— Begin Extracted material —

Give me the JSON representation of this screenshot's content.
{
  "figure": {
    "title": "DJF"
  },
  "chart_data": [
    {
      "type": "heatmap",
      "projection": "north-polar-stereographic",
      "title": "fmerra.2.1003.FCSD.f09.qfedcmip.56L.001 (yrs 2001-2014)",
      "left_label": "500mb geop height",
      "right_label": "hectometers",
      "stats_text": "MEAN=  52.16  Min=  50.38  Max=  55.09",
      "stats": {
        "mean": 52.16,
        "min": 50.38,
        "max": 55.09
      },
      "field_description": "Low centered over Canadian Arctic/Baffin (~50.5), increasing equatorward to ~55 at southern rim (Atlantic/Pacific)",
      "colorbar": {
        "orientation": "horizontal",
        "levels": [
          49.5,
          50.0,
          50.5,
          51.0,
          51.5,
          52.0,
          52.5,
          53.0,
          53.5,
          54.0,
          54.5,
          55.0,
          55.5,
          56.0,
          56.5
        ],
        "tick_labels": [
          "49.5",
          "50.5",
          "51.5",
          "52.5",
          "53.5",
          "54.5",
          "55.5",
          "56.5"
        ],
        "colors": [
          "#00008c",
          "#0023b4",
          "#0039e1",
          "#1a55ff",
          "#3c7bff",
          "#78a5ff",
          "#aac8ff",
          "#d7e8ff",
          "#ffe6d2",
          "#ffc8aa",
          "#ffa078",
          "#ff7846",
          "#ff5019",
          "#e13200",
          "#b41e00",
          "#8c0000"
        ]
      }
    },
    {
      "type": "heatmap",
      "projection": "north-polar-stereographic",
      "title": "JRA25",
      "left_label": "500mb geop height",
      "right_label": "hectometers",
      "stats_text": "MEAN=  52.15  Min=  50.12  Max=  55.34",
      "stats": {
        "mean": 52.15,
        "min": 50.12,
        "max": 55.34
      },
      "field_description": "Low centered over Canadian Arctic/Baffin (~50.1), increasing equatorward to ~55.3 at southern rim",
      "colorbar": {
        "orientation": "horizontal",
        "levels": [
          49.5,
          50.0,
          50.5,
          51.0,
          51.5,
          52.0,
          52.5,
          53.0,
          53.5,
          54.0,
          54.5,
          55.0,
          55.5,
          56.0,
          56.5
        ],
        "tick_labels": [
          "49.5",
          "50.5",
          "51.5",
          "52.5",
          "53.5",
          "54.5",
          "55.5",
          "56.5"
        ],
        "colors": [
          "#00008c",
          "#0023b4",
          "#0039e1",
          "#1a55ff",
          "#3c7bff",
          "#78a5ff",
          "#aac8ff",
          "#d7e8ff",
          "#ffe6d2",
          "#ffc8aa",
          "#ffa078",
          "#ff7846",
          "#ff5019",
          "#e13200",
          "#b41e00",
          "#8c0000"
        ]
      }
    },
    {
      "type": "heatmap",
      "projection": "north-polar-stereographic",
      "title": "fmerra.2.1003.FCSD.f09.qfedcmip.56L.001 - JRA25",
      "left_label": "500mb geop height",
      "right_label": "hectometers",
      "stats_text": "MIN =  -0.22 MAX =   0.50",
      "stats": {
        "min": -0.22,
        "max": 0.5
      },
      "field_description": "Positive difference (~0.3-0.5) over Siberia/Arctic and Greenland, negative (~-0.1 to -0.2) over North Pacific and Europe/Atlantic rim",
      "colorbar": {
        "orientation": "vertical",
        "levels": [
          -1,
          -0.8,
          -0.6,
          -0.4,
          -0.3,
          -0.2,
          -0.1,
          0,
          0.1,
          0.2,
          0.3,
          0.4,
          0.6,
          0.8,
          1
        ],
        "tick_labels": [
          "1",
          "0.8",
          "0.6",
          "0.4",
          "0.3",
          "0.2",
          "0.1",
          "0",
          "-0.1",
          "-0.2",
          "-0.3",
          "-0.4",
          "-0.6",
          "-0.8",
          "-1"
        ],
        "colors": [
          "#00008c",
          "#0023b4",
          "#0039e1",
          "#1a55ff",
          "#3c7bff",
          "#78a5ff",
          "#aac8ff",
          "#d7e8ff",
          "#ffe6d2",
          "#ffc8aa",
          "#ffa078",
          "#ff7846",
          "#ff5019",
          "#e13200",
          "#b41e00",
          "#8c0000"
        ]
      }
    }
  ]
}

— End Extracted material —

Exercise aim ▸
Each entry above is to be set down again in exactly the same words.

Final result ▸
Give me the JSON representation of this screenshot's content.
{
  "figure": {
    "title": "DJF"
  },
  "chart_data": [
    {
      "type": "heatmap",
      "projection": "north-polar-stereographic",
      "title": "fmerra.2.1003.FCSD.f09.qfedcmip.56L.001 (yrs 2001-2014)",
      "left_label": "500mb geop height",
      "right_label": "hectometers",
      "stats_text": "MEAN=  52.16  Min=  50.38  Max=  55.09",
      "stats": {
        "mean": 52.16,
        "min": 50.38,
        "max": 55.09
      },
      "field_description": "Low centered over Canadian Arctic/Baffin (~50.5), increasing equatorward to ~55 at southern rim (Atlantic/Pacific)",
      "colorbar": {
        "orientation": "horizontal",
        "levels": [
          49.5,
          50.0,
          50.5,
          51.0,
          51.5,
          52.0,
          52.5,
          53.0,
          53.5,
          54.0,
          54.5,
          55.0,
          55.5,
          56.0,
          56.5
        ],
        "tick_labels": [
          "49.5",
          "50.5",
          "51.5",
          "52.5",
          "53.5",
          "54.5",
          "55.5",
          "56.5"
        ],
        "colors": [
          "#00008c",
          "#0023b4",
          "#0039e1",
          "#1a55ff",
          "#3c7bff",
          "#78a5ff",
          "#aac8ff",
          "#d7e8ff",
          "#ffe6d2",
          "#ffc8aa",
          "#ffa078",
          "#ff7846",
          "#ff5019",
          "#e13200",
          "#b41e00",
          "#8c0000"
        ]
      }
    },
    {
      "type": "heatmap",
      "projection": "north-polar-stereographic",
      "title": "JRA25",
      "left_label": "500mb geop height",
      "right_label": "hectometers",
      "stats_text": "MEAN=  52.15  Min=  50.12  Max=  55.34",
      "stats": {
        "mean": 52.15,
        "min": 50.12,
        "max": 55.34
      },
      "field_description": "Low centered over Canadian Arctic/Baffin (~50.1), increasing equatorward to ~55.3 at southern rim",
      "colorbar": {
        "orientation": "horizontal",
        "levels": [
          49.5,
          50.0,
          50.5,
          51.0,
          51.5,
          52.0,
          52.5,
          53.0,
          53.5,
          54.0,
          54.5,
          55.0,
          55.5,
          56.0,
          56.5
        ],
        "tick_labels": [
          "49.5",
          "50.5",
          "51.5",
          "52.5",
          "53.5",
          "54.5",
          "55.5",
          "56.5"
        ],
        "colors": [
          "#00008c",
          "#0023b4",
          "#0039e1",
          "#1a55ff",
          "#3c7bff",
          "#78a5ff",
          "#aac8ff",
          "#d7e8ff",
          "#ffe6d2",
          "#ffc8aa",
          "#ffa078",
          "#ff7846",
          "#ff5019",
          "#e13200",
          "#b41e00",
          "#8c0000"
        ]
      }
    },
    {
      "type": "heatmap",
      "projection": "north-polar-stereographic",
      "title": "fmerra.2.1003.FCSD.f09.qfedcmip.56L.001 - JRA25",
      "left_label": "500mb geop height",
      "right_label": "hectometers",
      "stats_text": "MIN =  -0.22 MAX =   0.50",
      "stats": {
        "min": -0.22,
        "max": 0.5
      },
      "field_description": "Positive difference (~0.3-0.5) over Siberia/Arctic and Greenland, negative (~-0.1 to -0.2) over North Pacific and Europe/Atlantic rim",
      "colorbar": {
        "orientation": "vertical",
        "levels": [
          -1,
          -0.8,
          -0.6,
          -0.4,
          -0.3,
          -0.2,
          -0.1,
          0,
          0.1,
          0.2,
          0.3,
          0.4,
          0.6,
          0.8,
          1
        ],
        "tick_labels": [
          "1",
          "0.8",
          "0.6",
          "0.4",
          "0.3",
          "0.2",
          "0.1",
          "0",
          "-0.1",
          "-0.2",
          "-0.3",
          "-0.4",
          "-0.6",
          "-0.8",
          "-1"
        ],
        "colors": [
          "#00008c",
          "#0023b4",
          "#0039e1",
          "#1a55ff",
          "#3c7bff",
          "#78a5ff",
          "#aac8ff",
          "#d7e8ff",
          "#ffe6d2",
          "#ffc8aa",
          "#ffa078",
          "#ff7846",
          "#ff5019",
          "#e13200",
          "#b41e00",
          "#8c0000"
        ]
      }
    }
  ]
}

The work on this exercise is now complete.